- [Given instruction]
In the listing below, find every line containing "sevanja" and copy it out.

Recorded data:
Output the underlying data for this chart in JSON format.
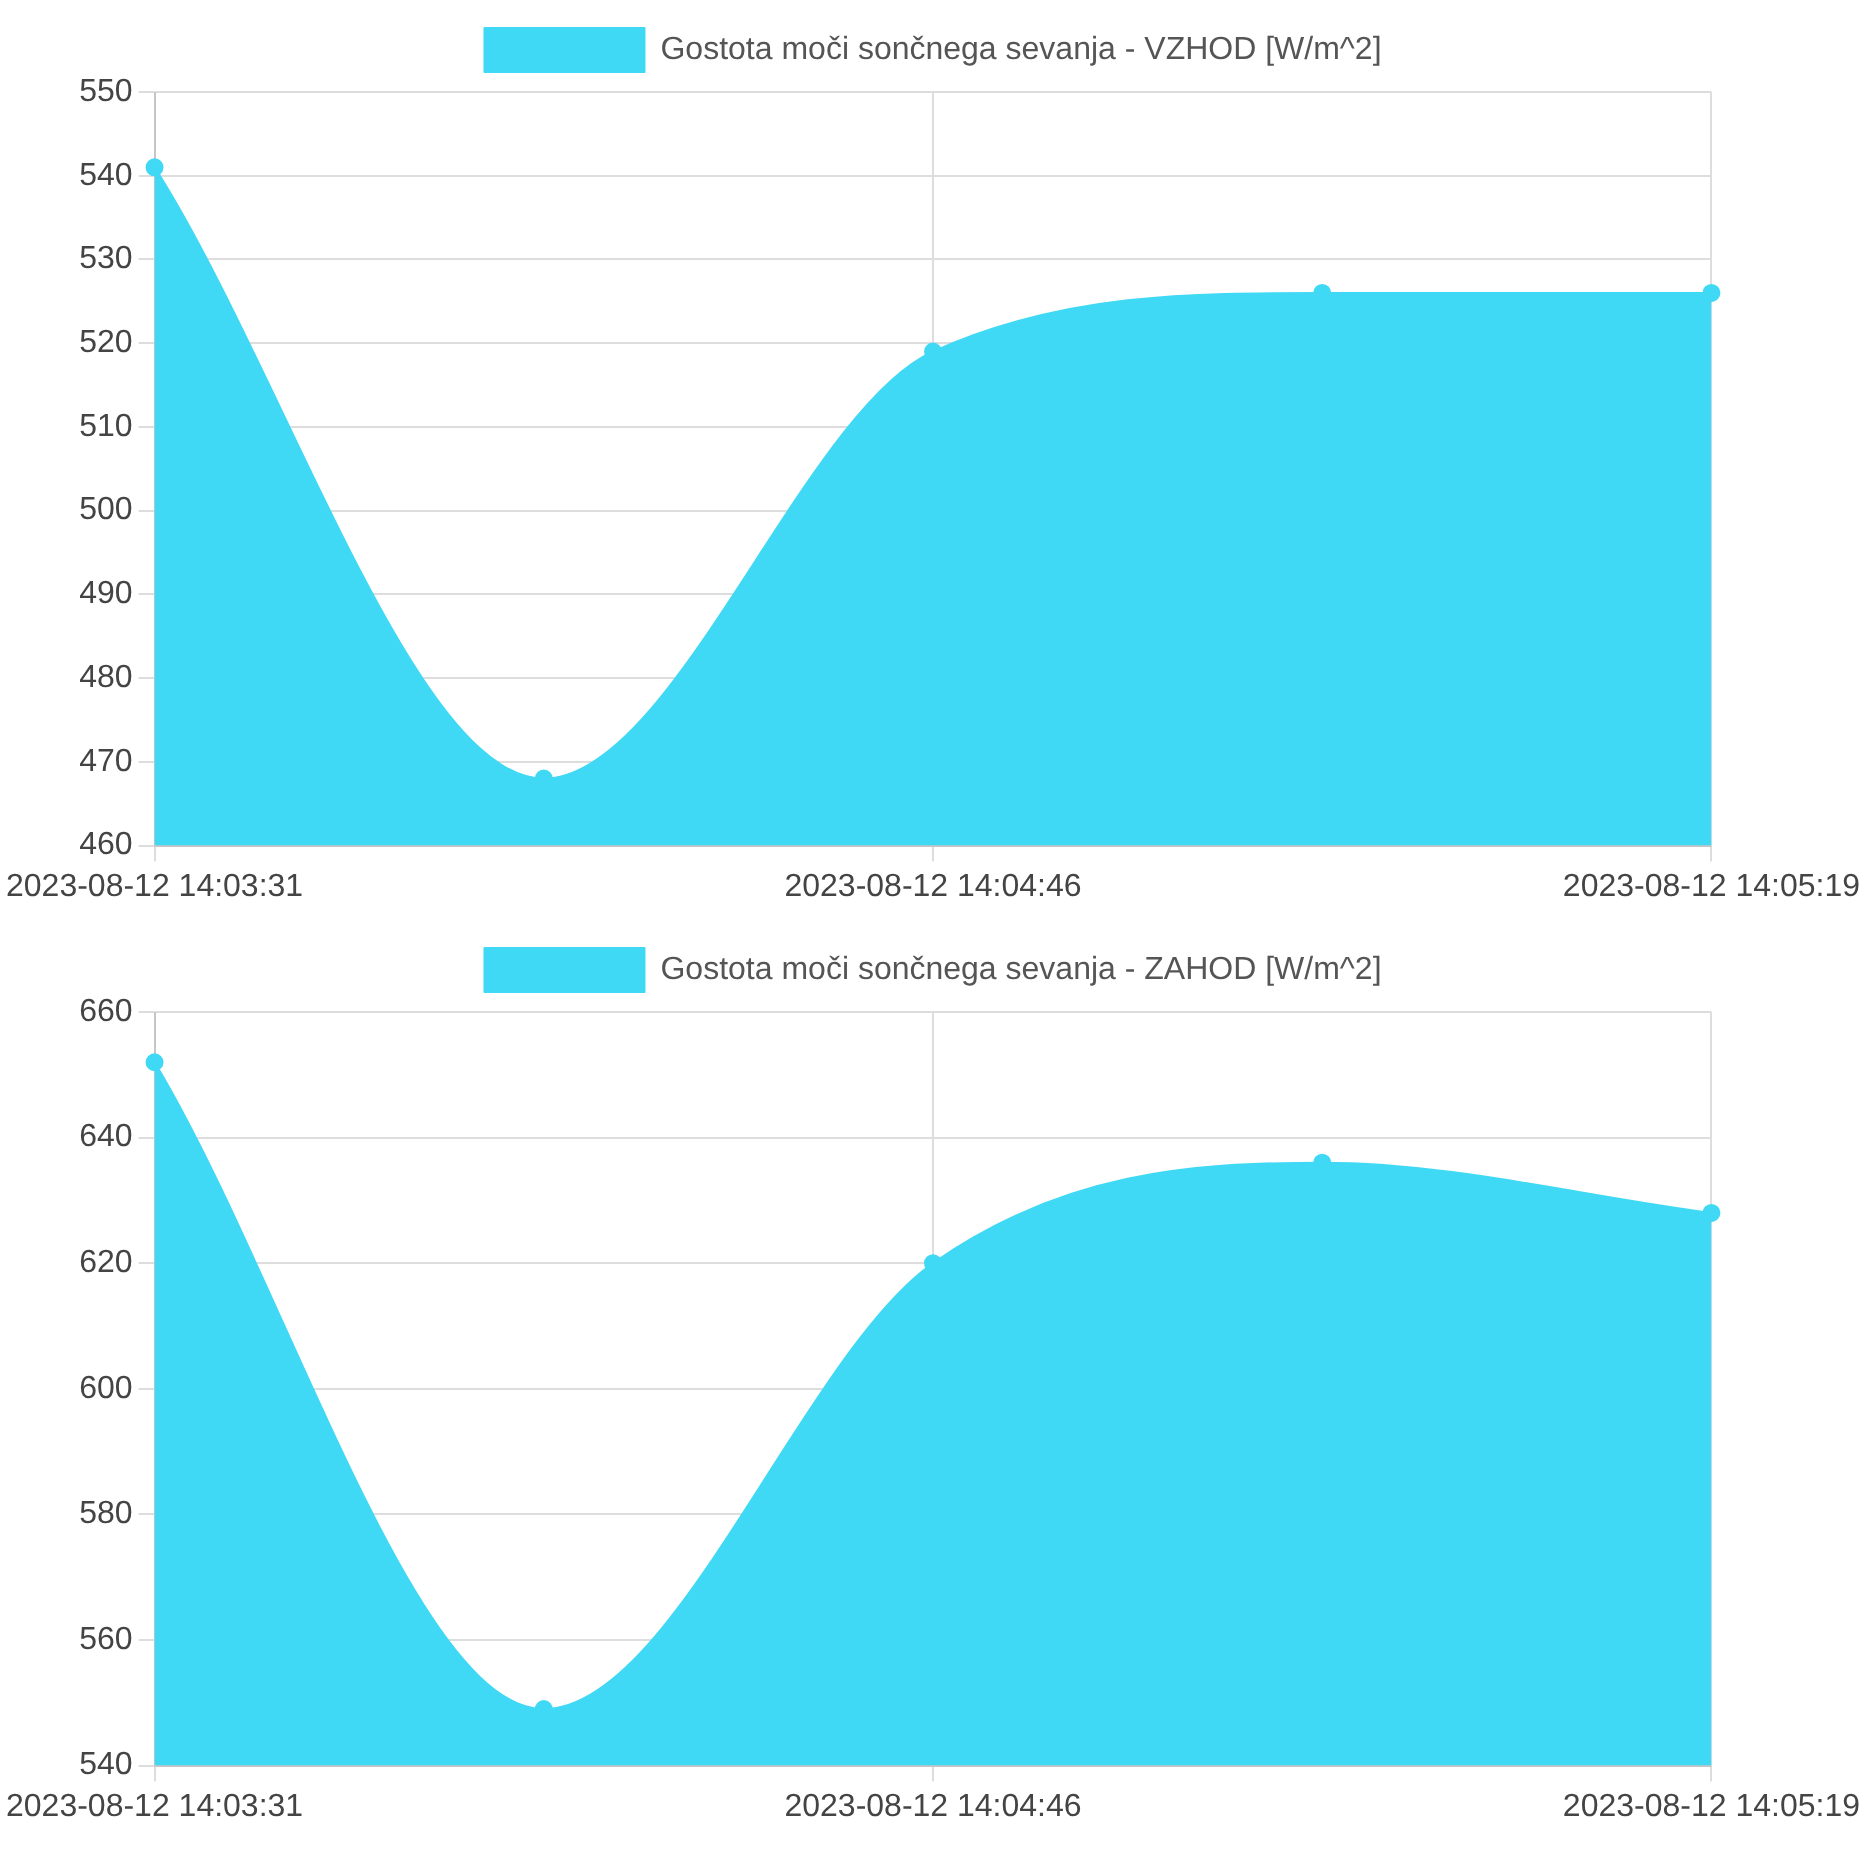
{
  "chart_data": [
    {
      "type": "area",
      "categories": [
        "2023-08-12 14:03:31",
        null,
        "2023-08-12 14:04:46",
        null,
        "2023-08-12 14:05:19"
      ],
      "series": [
        {
          "name": "Gostota moči sončnega sevanja - VZHOD [W/m^2]",
          "color": "#40d9f5",
          "values": [
            541,
            468,
            519,
            526,
            526
          ]
        }
      ],
      "ylim": [
        460,
        550
      ],
      "yticks": [
        460,
        470,
        480,
        490,
        500,
        510,
        520,
        530,
        540,
        550
      ],
      "grid": true,
      "legend": "top",
      "marker": "circle"
    },
    {
      "type": "area",
      "categories": [
        "2023-08-12 14:03:31",
        null,
        "2023-08-12 14:04:46",
        null,
        "2023-08-12 14:05:19"
      ],
      "series": [
        {
          "name": "Gostota moči sončnega sevanja - ZAHOD [W/m^2]",
          "color": "#40d9f5",
          "values": [
            652,
            549,
            620,
            636,
            628
          ]
        }
      ],
      "ylim": [
        540,
        660
      ],
      "yticks": [
        540,
        560,
        580,
        600,
        620,
        640,
        660
      ],
      "grid": true,
      "legend": "top",
      "marker": "circle"
    }
  ]
}
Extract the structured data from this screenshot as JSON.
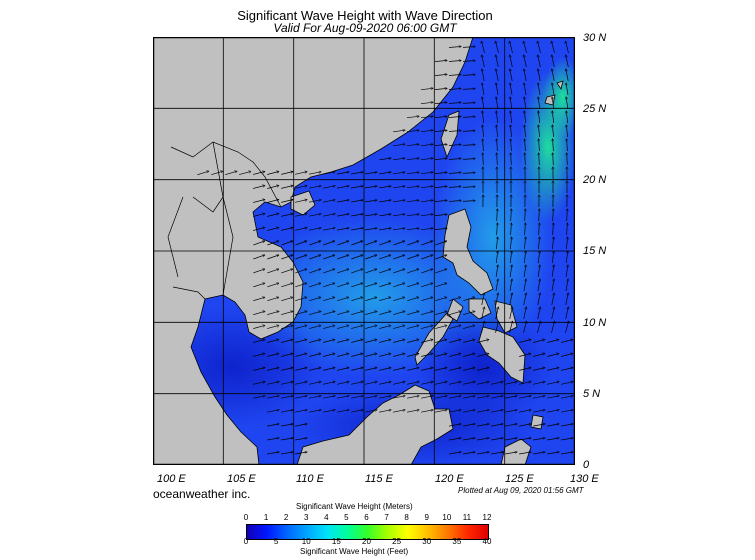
{
  "title": "Significant Wave Height with Wave Direction",
  "subtitle": "Valid For Aug-09-2020 06:00 GMT",
  "lon_labels": [
    "100 E",
    "105 E",
    "110 E",
    "115 E",
    "120 E",
    "125 E",
    "130 E"
  ],
  "lat_labels": [
    "30 N",
    "25 N",
    "20 N",
    "15 N",
    "10 N",
    "5 N",
    "0"
  ],
  "credit": "oceanweather inc.",
  "plotted": "Plotted at Aug 09, 2020 01:56 GMT",
  "colorbar": {
    "meters_title": "Significant Wave Height (Meters)",
    "meters_ticks": [
      "0",
      "1",
      "2",
      "3",
      "4",
      "5",
      "6",
      "7",
      "8",
      "9",
      "10",
      "11",
      "12"
    ],
    "feet_title": "Significant Wave Height (Feet)",
    "feet_ticks": [
      "0",
      "5",
      "10",
      "15",
      "20",
      "25",
      "30",
      "35",
      "40"
    ],
    "colors": [
      "#1500b8",
      "#0018ff",
      "#0066ff",
      "#00a6ff",
      "#00e4f8",
      "#00ff9a",
      "#36ff2a",
      "#a8ff00",
      "#ffff00",
      "#ffbf00",
      "#ff7800",
      "#ff2800",
      "#e00000"
    ]
  },
  "colors": {
    "sea": "#1f45f0",
    "land": "#c0c0c0",
    "grid": "#000000"
  }
}
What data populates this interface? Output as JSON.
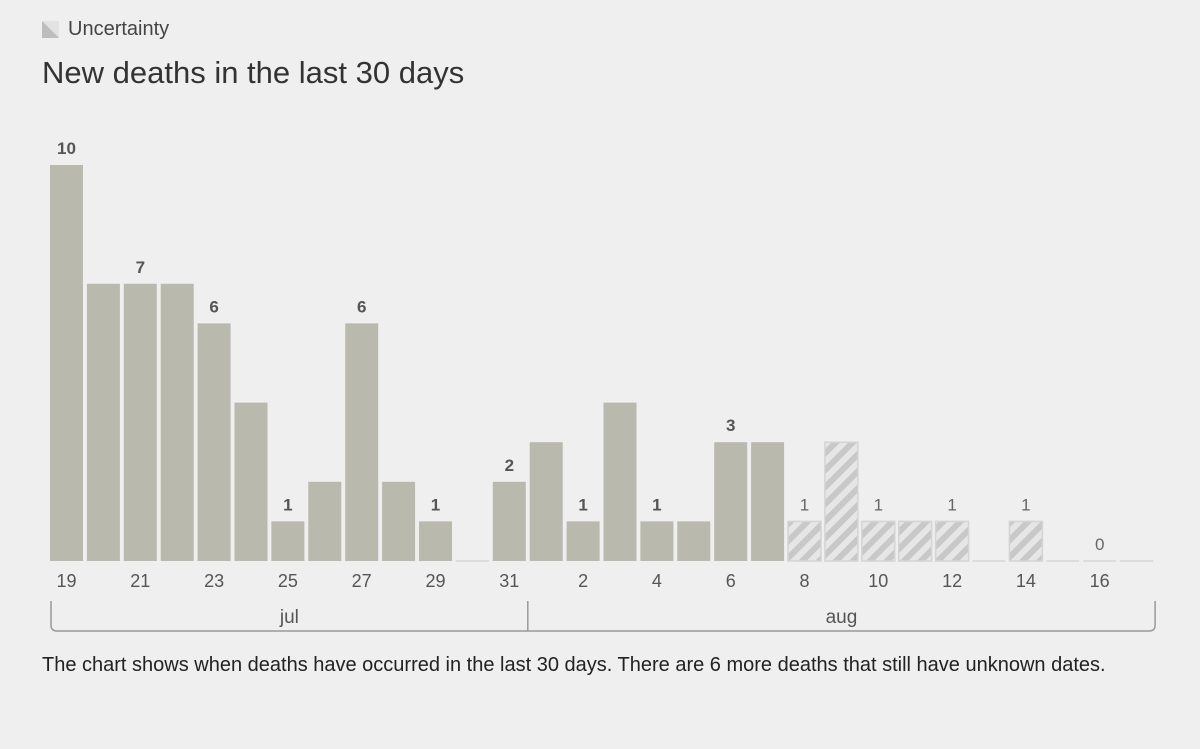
{
  "legend": {
    "label": "Uncertainty",
    "icon": "hatched-swatch-icon"
  },
  "title": "New deaths in the last 30 days",
  "caption": "The chart shows when deaths have occurred in the last 30 days. There are 6 more deaths that still have unknown dates.",
  "colors": {
    "bar": "#b9b9ae",
    "hatch_light": "#e6e6e6",
    "hatch_dark": "#c8c8c8",
    "background": "#efefef",
    "axis": "#999999",
    "text": "#333333"
  },
  "chart_data": {
    "type": "bar",
    "title": "New deaths in the last 30 days",
    "xlabel": "",
    "ylabel": "",
    "ylim": [
      0,
      10
    ],
    "grid": false,
    "legend": "top-left",
    "categories": [
      "19",
      "20",
      "21",
      "22",
      "23",
      "24",
      "25",
      "26",
      "27",
      "28",
      "29",
      "30",
      "31",
      "1",
      "2",
      "3",
      "4",
      "5",
      "6",
      "7",
      "8",
      "9",
      "10",
      "11",
      "12",
      "13",
      "14",
      "15",
      "16",
      "17"
    ],
    "values": [
      10,
      7,
      7,
      7,
      6,
      4,
      1,
      2,
      6,
      2,
      1,
      0,
      2,
      3,
      1,
      4,
      1,
      1,
      3,
      3,
      1,
      3,
      1,
      1,
      1,
      0,
      1,
      0,
      0,
      0
    ],
    "uncertain": [
      false,
      false,
      false,
      false,
      false,
      false,
      false,
      false,
      false,
      false,
      false,
      false,
      false,
      false,
      false,
      false,
      false,
      false,
      false,
      false,
      true,
      true,
      true,
      true,
      true,
      true,
      true,
      true,
      true,
      true
    ],
    "value_labels": [
      {
        "index": 0,
        "text": "10"
      },
      {
        "index": 2,
        "text": "7"
      },
      {
        "index": 4,
        "text": "6"
      },
      {
        "index": 6,
        "text": "1"
      },
      {
        "index": 8,
        "text": "6"
      },
      {
        "index": 10,
        "text": "1"
      },
      {
        "index": 12,
        "text": "2"
      },
      {
        "index": 14,
        "text": "1"
      },
      {
        "index": 16,
        "text": "1"
      },
      {
        "index": 18,
        "text": "3"
      },
      {
        "index": 20,
        "text": "1"
      },
      {
        "index": 22,
        "text": "1"
      },
      {
        "index": 24,
        "text": "1"
      },
      {
        "index": 26,
        "text": "1"
      },
      {
        "index": 28,
        "text": "0"
      }
    ],
    "tick_labels": [
      {
        "index": 0,
        "text": "19"
      },
      {
        "index": 2,
        "text": "21"
      },
      {
        "index": 4,
        "text": "23"
      },
      {
        "index": 6,
        "text": "25"
      },
      {
        "index": 8,
        "text": "27"
      },
      {
        "index": 10,
        "text": "29"
      },
      {
        "index": 12,
        "text": "31"
      },
      {
        "index": 14,
        "text": "2"
      },
      {
        "index": 16,
        "text": "4"
      },
      {
        "index": 18,
        "text": "6"
      },
      {
        "index": 20,
        "text": "8"
      },
      {
        "index": 22,
        "text": "10"
      },
      {
        "index": 24,
        "text": "12"
      },
      {
        "index": 26,
        "text": "14"
      },
      {
        "index": 28,
        "text": "16"
      }
    ],
    "months": [
      {
        "label": "jul",
        "start_index": 0,
        "end_index": 12
      },
      {
        "label": "aug",
        "start_index": 13,
        "end_index": 29
      }
    ]
  }
}
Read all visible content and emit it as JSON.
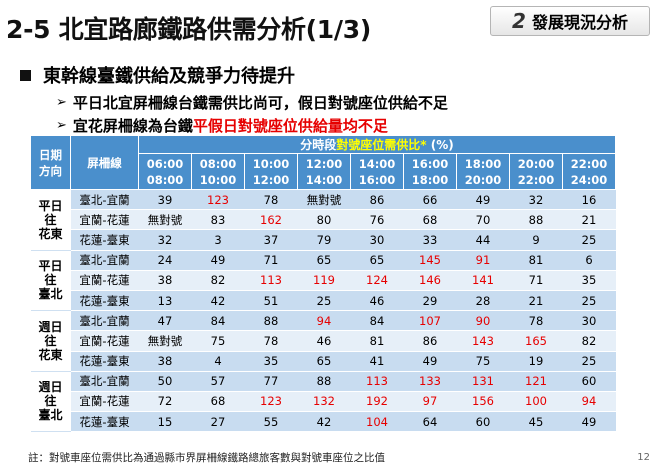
{
  "title": "2-5 北宜路廊鐵路供需分析(1/3)",
  "badge": {
    "number": "2",
    "label": "發展現況分析"
  },
  "bullet_main": "東幹線臺鐵供給及競爭力待提升",
  "bullets": [
    {
      "text": "平日北宜屏柵線台鐵需供比尚可，假日對號座位供給不足",
      "highlight": ""
    },
    {
      "text": "宜花屏柵線為台鐵",
      "highlight": "平假日對號座位供給量均不足"
    }
  ],
  "table": {
    "col_group": "日期\n方向",
    "col_screen": "屏柵線",
    "super_header_prefix": "分時段",
    "super_header_highlight": "對號座位需供比*",
    "super_header_suffix": " (%)",
    "times": [
      "06:00\n08:00",
      "08:00\n10:00",
      "10:00\n12:00",
      "12:00\n14:00",
      "14:00\n16:00",
      "16:00\n18:00",
      "18:00\n20:00",
      "20:00\n22:00",
      "22:00\n24:00"
    ],
    "groups": [
      {
        "label": "平日\n往\n花東",
        "rows": [
          {
            "screen": "臺北-宜蘭",
            "values": [
              "39",
              "123",
              "78",
              "無對號",
              "86",
              "66",
              "49",
              "32",
              "16"
            ],
            "highlight": [
              1
            ]
          },
          {
            "screen": "宜蘭-花蓮",
            "values": [
              "無對號",
              "83",
              "162",
              "80",
              "76",
              "68",
              "70",
              "88",
              "21"
            ],
            "highlight": [
              2
            ]
          },
          {
            "screen": "花蓮-臺東",
            "values": [
              "32",
              "3",
              "37",
              "79",
              "30",
              "33",
              "44",
              "9",
              "25"
            ],
            "highlight": []
          }
        ]
      },
      {
        "label": "平日\n往\n臺北",
        "rows": [
          {
            "screen": "臺北-宜蘭",
            "values": [
              "24",
              "49",
              "71",
              "65",
              "65",
              "145",
              "91",
              "81",
              "6"
            ],
            "highlight": [
              5,
              6
            ]
          },
          {
            "screen": "宜蘭-花蓮",
            "values": [
              "38",
              "82",
              "113",
              "119",
              "124",
              "146",
              "141",
              "71",
              "35"
            ],
            "highlight": [
              2,
              3,
              4,
              5,
              6
            ]
          },
          {
            "screen": "花蓮-臺東",
            "values": [
              "13",
              "42",
              "51",
              "25",
              "46",
              "29",
              "28",
              "21",
              "25"
            ],
            "highlight": []
          }
        ]
      },
      {
        "label": "週日\n往\n花東",
        "rows": [
          {
            "screen": "臺北-宜蘭",
            "values": [
              "47",
              "84",
              "88",
              "94",
              "84",
              "107",
              "90",
              "78",
              "30"
            ],
            "highlight": [
              3,
              5,
              6
            ]
          },
          {
            "screen": "宜蘭-花蓮",
            "values": [
              "無對號",
              "75",
              "78",
              "46",
              "81",
              "86",
              "143",
              "165",
              "82"
            ],
            "highlight": [
              6,
              7
            ]
          },
          {
            "screen": "花蓮-臺東",
            "values": [
              "38",
              "4",
              "35",
              "65",
              "41",
              "49",
              "75",
              "19",
              "25"
            ],
            "highlight": []
          }
        ]
      },
      {
        "label": "週日\n往\n臺北",
        "rows": [
          {
            "screen": "臺北-宜蘭",
            "values": [
              "50",
              "57",
              "77",
              "88",
              "113",
              "133",
              "131",
              "121",
              "60"
            ],
            "highlight": [
              4,
              5,
              6,
              7
            ]
          },
          {
            "screen": "宜蘭-花蓮",
            "values": [
              "72",
              "68",
              "123",
              "132",
              "192",
              "97",
              "156",
              "100",
              "94"
            ],
            "highlight": [
              2,
              3,
              4,
              5,
              6,
              7,
              8
            ]
          },
          {
            "screen": "花蓮-臺東",
            "values": [
              "15",
              "27",
              "55",
              "42",
              "104",
              "64",
              "60",
              "45",
              "49"
            ],
            "highlight": [
              4
            ]
          }
        ]
      }
    ]
  },
  "footnote": "註：對號車座位需供比為通過縣市界屏柵線鐵路總旅客數與對號車座位之比值",
  "page_number": "12",
  "colors": {
    "header_blue": "#4a8fcc",
    "row_dark": "#c8dcf0",
    "row_light": "#e6eff8",
    "highlight_red": "#e60000",
    "header_yellow": "#ffff00"
  }
}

- [Answer to the exercise]
          "name": "Gostota moči sončnega sevanja - VZHOD [W/m^2]",
          "name": "Gostota moči sončnega sevanja - ZAHOD [W/m^2]",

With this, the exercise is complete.